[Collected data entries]
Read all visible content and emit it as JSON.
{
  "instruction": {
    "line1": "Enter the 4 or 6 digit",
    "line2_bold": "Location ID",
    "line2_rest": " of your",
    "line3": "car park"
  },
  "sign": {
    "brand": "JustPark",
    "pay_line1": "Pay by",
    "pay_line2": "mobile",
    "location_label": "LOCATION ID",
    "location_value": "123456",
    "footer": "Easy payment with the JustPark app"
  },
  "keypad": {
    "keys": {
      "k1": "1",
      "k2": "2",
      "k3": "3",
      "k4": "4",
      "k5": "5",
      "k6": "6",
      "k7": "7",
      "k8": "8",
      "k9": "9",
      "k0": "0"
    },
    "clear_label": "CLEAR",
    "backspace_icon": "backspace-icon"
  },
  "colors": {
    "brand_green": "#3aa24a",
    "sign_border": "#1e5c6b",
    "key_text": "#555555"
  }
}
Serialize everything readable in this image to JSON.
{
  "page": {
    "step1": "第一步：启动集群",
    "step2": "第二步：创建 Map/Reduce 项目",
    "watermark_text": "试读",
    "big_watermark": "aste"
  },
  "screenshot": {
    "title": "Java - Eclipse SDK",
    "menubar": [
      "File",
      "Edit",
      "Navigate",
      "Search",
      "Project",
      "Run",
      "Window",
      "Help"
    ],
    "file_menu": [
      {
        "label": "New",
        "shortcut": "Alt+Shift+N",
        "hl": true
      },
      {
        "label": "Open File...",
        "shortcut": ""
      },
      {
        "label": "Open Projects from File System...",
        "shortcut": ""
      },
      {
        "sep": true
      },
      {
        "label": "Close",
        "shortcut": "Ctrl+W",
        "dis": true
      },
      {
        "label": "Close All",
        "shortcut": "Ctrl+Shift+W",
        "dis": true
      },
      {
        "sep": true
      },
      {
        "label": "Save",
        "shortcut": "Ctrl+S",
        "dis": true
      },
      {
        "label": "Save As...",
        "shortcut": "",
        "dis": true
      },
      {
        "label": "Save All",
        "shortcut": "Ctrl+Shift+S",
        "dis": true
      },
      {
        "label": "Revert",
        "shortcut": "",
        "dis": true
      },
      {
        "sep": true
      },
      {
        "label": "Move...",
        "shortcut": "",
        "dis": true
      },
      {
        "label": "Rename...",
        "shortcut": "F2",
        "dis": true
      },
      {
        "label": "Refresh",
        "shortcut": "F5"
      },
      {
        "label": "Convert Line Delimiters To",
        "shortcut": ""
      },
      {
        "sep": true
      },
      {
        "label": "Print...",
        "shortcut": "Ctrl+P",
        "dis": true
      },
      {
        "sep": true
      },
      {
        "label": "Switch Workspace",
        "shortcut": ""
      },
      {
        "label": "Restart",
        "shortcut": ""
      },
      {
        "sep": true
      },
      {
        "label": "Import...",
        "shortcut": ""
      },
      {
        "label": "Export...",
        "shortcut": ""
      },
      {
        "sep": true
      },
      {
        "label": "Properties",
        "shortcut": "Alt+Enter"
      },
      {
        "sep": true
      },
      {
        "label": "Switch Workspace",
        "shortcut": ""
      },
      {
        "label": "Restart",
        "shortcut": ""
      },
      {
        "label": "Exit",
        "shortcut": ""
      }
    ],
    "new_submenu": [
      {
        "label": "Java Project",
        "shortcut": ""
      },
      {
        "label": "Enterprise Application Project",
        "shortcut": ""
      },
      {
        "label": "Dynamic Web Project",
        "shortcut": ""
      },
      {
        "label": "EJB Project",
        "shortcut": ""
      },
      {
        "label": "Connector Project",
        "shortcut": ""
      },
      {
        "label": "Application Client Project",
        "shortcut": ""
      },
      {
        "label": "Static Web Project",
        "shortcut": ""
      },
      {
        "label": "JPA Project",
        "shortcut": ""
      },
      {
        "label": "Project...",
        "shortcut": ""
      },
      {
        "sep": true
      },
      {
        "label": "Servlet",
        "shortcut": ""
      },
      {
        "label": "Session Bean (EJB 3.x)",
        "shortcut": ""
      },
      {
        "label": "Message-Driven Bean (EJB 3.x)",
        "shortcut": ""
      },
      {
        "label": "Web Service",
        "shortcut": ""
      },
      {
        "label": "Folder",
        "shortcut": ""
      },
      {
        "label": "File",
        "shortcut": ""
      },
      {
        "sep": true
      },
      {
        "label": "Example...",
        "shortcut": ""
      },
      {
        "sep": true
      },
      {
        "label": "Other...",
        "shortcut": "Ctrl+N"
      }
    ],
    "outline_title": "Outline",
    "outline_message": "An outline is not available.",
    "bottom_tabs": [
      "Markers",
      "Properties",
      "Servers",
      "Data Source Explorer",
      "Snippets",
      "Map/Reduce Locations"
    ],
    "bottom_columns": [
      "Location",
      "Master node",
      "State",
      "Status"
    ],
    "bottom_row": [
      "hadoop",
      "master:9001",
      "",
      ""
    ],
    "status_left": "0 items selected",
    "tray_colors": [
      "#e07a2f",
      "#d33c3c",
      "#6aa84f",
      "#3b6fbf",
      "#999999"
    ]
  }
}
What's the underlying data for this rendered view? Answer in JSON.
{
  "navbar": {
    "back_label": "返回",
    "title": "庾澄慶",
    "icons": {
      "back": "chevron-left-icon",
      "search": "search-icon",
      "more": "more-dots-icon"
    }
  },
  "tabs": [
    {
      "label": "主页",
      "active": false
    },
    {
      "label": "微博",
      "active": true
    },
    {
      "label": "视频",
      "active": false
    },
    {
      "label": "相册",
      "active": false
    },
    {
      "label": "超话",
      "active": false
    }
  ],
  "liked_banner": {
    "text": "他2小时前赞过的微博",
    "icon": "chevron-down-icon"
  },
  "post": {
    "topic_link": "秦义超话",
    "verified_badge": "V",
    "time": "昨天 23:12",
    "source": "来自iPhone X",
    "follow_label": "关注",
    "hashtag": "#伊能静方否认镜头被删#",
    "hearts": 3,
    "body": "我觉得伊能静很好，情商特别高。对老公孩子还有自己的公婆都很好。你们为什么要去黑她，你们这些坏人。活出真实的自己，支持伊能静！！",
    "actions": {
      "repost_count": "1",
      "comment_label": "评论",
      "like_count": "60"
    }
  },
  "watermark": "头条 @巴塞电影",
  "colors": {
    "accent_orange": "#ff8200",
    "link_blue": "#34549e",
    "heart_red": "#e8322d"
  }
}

Do this: Every line in the data above that contains "Shift" needs to be copied.

Written reply:
        "shortcut": "Alt+Shift+N",
        "shortcut": "Ctrl+Shift+W",
        "shortcut": "Ctrl+Shift+S",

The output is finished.